- [STATED TASK] Copy word for word the part of the article below on Bernie Sanders and the Amazon union drive, starting at "If the workers" and ending at "in Washington, D.C.".

- [SELECTED EXCERPT]

* START *

If the workers successfully unionize, Sanders has said it would be a “shot heard around the world.”

Sen. Bernie Sanders talks to reporters in the Senate subway at the U.S. Capitol on February 12, 2021, in Washington, D.C.

After weeks of voicing his support of the Amazon workers’ union drive in Alabama, Sen. Bernie Sanders (I-Vermont) is headed to the state’s city of Bessemer on Friday to meet with the workers in the last days before the union vote.

“I am proud to stand in solidarity with Amazon workers in Alabama who are fighting for better wages and better working conditions,” Sanders tweeted on Thursday. “If they win, they will improve the lives of workers at the warehouse in Alabama and all over this country.”

Ballots for the union vote are due on Monday.

Sanders was an early proponent of the union drive, having voiced his support for the workers’ efforts since November, when they filed to hold a unionization vote. Last week, he held a hearing about the union drive with testimony from one of the union organizers. He called on Amazon CEO Jeff Bezos to testify, but Bezos declined.

* END *

- [SUPPLIED DATA]

* START *

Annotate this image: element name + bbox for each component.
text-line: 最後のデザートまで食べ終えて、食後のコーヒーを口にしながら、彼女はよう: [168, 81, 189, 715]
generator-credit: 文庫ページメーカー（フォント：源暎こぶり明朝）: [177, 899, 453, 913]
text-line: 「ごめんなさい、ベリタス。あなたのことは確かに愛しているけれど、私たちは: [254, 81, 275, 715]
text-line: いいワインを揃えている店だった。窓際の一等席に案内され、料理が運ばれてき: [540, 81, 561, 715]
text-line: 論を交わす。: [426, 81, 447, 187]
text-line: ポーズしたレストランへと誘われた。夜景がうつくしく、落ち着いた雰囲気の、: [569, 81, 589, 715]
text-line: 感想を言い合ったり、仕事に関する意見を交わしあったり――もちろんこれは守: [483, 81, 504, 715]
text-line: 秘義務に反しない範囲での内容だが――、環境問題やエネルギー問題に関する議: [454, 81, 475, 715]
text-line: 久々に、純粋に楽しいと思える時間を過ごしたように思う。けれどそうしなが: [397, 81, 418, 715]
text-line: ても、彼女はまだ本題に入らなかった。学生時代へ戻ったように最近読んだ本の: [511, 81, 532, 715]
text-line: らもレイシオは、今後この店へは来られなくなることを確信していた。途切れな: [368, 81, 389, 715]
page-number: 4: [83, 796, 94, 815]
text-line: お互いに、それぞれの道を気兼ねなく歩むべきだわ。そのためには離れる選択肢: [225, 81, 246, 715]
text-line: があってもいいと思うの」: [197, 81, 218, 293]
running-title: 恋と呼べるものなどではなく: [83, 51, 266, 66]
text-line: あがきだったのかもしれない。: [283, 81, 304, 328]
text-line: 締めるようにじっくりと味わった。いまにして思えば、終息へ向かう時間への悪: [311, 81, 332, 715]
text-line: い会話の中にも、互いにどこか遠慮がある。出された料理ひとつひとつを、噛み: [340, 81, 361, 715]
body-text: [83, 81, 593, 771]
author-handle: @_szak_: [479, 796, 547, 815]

* END *

- [THE RESPONSE]
If the workers successfully unionize, Sanders has said it would be a “shot heard around the world.”

Sen. Bernie Sanders talks to reporters in the Senate subway at the U.S. Capitol on February 12, 2021, in Washington, D.C.